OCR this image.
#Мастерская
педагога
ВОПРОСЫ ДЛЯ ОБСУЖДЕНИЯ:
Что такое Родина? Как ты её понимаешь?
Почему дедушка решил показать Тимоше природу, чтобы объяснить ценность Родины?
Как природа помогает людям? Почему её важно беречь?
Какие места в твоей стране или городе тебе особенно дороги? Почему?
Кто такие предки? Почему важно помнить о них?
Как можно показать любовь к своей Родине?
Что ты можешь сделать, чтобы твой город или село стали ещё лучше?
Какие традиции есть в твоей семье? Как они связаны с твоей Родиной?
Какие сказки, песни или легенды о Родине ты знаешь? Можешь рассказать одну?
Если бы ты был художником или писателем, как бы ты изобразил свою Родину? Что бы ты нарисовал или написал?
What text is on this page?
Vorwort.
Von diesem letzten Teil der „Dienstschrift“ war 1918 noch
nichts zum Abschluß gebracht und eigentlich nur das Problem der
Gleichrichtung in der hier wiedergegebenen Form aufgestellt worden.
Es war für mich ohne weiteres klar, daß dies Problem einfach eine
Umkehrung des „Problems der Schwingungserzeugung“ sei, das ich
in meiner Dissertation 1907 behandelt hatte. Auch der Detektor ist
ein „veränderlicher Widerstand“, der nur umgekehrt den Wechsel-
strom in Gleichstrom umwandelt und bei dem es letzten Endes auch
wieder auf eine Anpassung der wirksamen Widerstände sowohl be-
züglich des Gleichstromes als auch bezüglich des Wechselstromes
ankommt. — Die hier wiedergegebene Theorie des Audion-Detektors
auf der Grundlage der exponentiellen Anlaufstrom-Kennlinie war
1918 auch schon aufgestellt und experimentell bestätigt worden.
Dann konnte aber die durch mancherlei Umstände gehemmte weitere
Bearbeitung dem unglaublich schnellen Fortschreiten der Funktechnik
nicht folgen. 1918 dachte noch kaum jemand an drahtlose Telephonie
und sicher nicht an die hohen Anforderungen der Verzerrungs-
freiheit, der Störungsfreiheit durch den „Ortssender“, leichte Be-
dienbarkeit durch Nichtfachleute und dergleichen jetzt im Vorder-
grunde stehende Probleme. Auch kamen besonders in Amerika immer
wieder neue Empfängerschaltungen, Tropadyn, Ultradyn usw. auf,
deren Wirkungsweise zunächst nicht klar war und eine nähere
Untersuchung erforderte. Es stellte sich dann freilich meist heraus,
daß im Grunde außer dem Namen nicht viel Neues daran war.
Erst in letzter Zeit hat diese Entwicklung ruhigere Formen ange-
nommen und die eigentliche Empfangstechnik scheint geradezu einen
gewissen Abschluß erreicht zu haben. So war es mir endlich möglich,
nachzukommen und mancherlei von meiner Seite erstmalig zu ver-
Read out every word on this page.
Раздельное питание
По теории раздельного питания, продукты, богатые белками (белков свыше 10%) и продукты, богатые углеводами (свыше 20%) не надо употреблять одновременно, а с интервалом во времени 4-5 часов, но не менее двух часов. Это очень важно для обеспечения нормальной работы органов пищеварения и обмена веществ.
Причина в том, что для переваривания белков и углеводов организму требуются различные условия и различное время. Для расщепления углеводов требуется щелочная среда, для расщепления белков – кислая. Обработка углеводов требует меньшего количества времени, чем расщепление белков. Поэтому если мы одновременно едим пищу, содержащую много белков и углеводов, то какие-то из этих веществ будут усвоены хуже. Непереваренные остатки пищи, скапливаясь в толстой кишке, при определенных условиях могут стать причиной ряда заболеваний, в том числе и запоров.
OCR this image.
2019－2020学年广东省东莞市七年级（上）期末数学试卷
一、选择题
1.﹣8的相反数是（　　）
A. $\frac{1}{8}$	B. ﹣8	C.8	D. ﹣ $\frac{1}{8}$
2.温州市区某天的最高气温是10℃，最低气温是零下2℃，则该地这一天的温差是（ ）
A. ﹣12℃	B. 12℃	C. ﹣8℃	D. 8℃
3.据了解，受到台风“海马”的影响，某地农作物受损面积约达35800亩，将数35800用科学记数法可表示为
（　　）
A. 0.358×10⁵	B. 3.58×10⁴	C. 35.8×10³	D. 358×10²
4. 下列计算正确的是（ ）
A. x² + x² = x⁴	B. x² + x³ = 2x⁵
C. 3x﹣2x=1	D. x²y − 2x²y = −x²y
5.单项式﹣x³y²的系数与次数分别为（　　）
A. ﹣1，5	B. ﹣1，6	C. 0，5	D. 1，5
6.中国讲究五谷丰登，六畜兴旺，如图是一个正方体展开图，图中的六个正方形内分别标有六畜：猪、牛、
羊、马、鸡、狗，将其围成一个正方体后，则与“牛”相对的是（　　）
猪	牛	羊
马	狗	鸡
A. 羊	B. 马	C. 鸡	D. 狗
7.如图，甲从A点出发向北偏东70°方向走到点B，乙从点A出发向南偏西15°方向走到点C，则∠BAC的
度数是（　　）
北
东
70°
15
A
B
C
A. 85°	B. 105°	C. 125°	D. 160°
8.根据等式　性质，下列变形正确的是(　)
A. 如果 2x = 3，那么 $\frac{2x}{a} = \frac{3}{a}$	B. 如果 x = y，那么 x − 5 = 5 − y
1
...
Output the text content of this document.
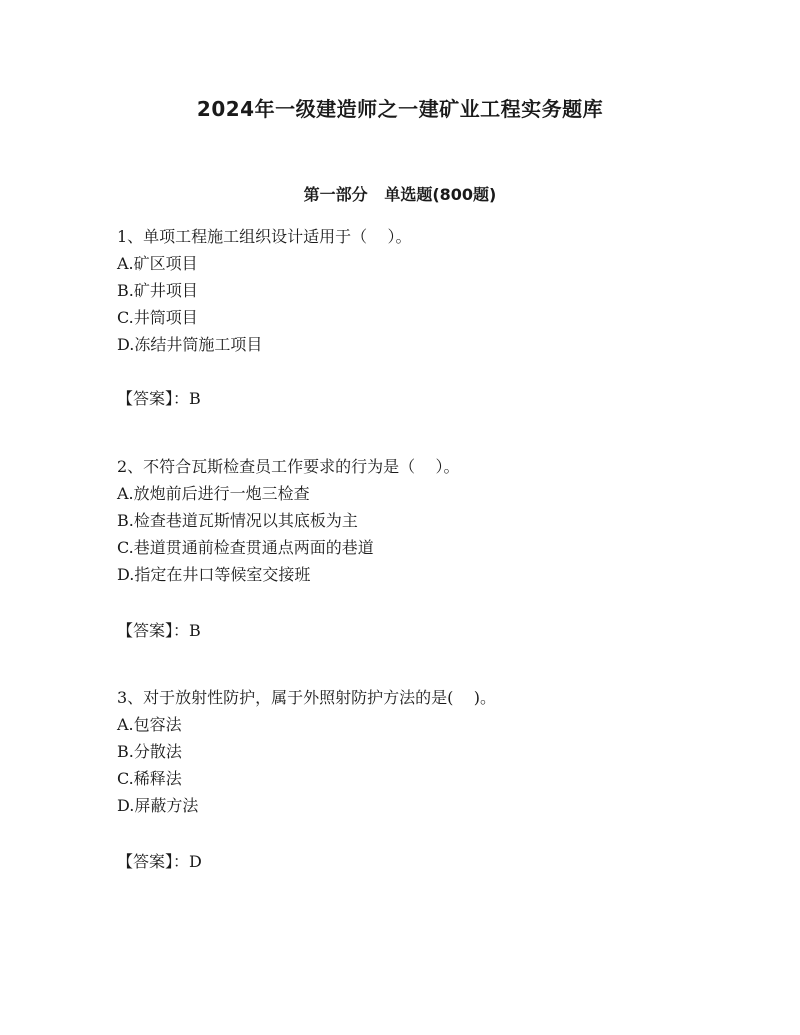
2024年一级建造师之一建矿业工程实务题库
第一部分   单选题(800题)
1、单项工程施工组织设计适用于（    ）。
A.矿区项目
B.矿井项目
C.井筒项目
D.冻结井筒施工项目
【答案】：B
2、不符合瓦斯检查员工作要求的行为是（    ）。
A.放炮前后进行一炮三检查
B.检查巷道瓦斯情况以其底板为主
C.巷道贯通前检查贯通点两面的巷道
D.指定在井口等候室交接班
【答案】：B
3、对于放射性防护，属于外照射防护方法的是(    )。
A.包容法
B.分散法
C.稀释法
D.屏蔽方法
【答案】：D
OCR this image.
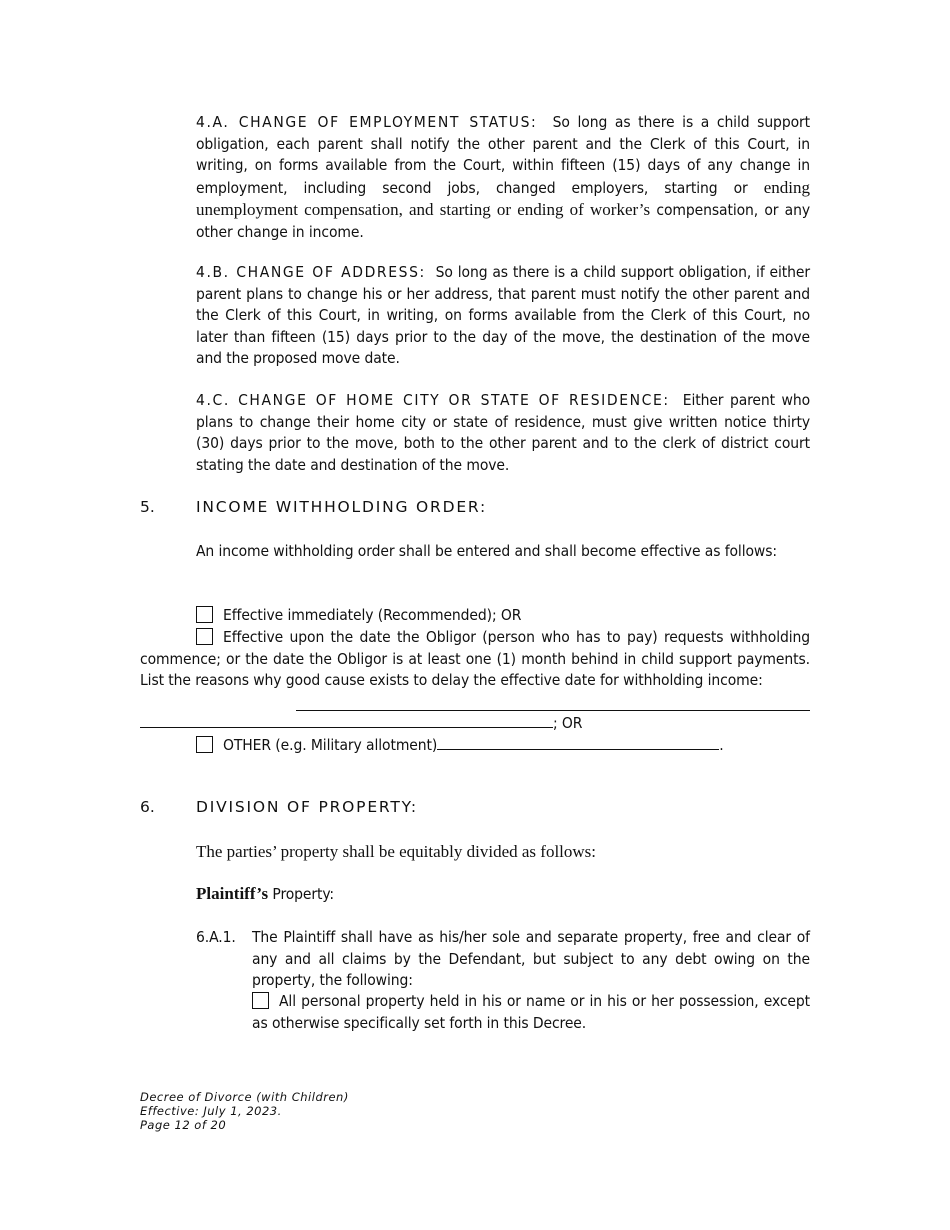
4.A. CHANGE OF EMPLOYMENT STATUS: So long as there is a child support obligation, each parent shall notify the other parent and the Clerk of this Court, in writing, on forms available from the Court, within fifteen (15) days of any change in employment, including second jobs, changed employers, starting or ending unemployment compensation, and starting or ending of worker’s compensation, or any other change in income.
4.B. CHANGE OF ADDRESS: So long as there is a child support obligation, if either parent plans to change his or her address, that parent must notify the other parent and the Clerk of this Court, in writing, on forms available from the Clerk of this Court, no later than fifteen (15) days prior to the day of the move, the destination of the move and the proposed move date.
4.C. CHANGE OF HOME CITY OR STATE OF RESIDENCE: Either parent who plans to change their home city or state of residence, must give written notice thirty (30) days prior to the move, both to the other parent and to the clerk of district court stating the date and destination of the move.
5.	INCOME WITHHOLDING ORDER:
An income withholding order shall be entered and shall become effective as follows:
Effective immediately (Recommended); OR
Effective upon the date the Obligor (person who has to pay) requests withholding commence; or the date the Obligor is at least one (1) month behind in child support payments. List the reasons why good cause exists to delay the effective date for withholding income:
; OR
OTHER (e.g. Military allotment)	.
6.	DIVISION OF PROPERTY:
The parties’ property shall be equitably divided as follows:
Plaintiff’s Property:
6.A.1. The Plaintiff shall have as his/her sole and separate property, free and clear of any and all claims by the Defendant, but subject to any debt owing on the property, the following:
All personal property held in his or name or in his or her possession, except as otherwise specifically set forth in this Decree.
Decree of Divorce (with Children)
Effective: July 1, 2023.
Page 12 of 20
* * *
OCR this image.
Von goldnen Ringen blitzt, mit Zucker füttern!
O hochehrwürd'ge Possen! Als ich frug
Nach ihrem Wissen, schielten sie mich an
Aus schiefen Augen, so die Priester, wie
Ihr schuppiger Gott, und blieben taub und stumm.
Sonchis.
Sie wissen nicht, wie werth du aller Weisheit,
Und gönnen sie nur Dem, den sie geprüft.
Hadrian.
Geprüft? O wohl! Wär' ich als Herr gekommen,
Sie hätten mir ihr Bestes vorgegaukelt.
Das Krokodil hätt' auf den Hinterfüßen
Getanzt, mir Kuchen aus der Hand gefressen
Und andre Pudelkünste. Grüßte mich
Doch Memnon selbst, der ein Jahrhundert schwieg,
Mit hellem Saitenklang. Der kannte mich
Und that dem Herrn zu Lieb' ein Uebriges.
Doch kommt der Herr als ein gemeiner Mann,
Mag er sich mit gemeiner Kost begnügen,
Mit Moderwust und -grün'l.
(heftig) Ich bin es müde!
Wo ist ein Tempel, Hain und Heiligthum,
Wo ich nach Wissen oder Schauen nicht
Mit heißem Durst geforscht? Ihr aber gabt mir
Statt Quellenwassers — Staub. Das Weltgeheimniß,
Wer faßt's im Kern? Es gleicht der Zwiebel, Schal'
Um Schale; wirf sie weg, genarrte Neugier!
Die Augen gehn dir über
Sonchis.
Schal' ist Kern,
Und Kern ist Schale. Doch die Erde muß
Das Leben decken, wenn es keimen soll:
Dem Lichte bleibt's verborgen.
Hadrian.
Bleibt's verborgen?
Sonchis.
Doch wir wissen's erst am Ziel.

(PROBLEM TO WORK ON): Go through the records above and copy every line with the word "shall".

(OUTPUT BELOW):
4.A. CHANGE OF EMPLOYMENT STATUS: So long as there is a child support obligation, each parent shall notify the other parent and the Clerk of this Court, in writing, on forms available from the Court, within fifteen (15) days of any change in employment, including second jobs, changed employers, starting or ending unemployment compensation, and starting or ending of worker’s compensation, or any other change in income.
An income withholding order shall be entered and shall become effective as follows:
The parties’ property shall be equitably divided as follows:
6.A.1. The Plaintiff shall have as his/her sole and separate property, free and clear of any and all claims by the Defendant, but subject to any debt owing on the property, the following:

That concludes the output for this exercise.